Material —
☆ ☆ ☆ ☆ ☆ ☆ ☆

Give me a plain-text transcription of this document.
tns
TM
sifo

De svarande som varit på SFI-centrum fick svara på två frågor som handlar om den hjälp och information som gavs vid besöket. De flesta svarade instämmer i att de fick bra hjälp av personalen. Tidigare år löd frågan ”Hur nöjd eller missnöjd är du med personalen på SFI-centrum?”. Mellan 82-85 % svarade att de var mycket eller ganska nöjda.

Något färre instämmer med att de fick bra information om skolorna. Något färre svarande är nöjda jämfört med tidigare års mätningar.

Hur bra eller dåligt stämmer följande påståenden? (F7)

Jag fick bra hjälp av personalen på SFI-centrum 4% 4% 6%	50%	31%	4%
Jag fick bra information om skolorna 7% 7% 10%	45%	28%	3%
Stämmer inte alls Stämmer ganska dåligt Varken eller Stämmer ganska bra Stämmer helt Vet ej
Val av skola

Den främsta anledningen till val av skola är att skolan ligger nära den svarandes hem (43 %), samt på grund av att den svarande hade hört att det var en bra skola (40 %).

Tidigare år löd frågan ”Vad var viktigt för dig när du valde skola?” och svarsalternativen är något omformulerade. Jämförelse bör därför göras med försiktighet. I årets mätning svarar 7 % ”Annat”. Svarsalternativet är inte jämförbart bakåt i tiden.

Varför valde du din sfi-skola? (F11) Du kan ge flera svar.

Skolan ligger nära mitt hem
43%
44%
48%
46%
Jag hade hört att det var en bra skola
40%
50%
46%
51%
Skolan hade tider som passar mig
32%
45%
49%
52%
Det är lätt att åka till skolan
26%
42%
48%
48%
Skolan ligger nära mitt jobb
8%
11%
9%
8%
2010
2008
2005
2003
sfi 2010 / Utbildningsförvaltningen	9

☆ ☆ ☆ ☆ ☆ ☆ ☆

What the task requires —
Count the lines of the listing above that include the word "till" and state the total with nothing else.

Response to this task —
2